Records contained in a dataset
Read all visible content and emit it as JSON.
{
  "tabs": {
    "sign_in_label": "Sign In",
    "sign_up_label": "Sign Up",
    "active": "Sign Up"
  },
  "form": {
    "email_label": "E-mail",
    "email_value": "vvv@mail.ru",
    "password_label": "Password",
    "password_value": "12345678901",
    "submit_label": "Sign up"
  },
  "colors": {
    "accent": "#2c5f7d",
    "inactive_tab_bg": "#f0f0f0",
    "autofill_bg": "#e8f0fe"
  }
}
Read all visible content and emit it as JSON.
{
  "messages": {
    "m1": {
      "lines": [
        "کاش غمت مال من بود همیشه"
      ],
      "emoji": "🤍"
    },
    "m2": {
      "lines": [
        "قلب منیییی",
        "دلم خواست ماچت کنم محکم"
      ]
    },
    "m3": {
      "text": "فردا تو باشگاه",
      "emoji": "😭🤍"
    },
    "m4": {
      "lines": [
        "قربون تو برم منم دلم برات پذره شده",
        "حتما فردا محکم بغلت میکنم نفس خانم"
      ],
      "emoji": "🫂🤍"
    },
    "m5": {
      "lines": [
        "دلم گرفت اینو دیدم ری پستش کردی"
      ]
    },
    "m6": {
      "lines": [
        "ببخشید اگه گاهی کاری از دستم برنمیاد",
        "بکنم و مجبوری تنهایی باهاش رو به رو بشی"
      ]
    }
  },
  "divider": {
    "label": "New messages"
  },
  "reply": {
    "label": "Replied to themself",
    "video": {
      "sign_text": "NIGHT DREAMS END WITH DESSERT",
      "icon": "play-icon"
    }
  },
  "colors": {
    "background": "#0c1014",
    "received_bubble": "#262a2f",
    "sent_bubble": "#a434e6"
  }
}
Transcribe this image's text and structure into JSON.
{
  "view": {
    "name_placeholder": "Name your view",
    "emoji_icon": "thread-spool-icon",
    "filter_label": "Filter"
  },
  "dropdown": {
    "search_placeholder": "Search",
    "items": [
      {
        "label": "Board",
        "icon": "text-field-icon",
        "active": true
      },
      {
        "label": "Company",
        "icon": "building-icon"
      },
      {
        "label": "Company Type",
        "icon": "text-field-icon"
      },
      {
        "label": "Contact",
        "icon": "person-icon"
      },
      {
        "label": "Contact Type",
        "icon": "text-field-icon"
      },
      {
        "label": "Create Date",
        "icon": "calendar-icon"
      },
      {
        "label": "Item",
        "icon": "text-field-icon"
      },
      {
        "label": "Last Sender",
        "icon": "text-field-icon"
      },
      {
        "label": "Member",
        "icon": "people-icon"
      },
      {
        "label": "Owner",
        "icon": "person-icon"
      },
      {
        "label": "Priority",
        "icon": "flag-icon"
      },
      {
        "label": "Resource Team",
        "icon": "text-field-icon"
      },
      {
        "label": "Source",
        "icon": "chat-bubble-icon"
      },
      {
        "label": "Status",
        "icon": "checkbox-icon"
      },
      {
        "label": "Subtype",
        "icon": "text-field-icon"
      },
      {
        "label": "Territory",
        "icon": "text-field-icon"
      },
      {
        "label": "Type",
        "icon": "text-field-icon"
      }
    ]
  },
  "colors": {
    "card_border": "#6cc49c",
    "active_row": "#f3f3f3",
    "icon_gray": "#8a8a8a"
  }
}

What the task asks: Each line above that includes "mail" counts once; state the total and nothing more.

Output below: 2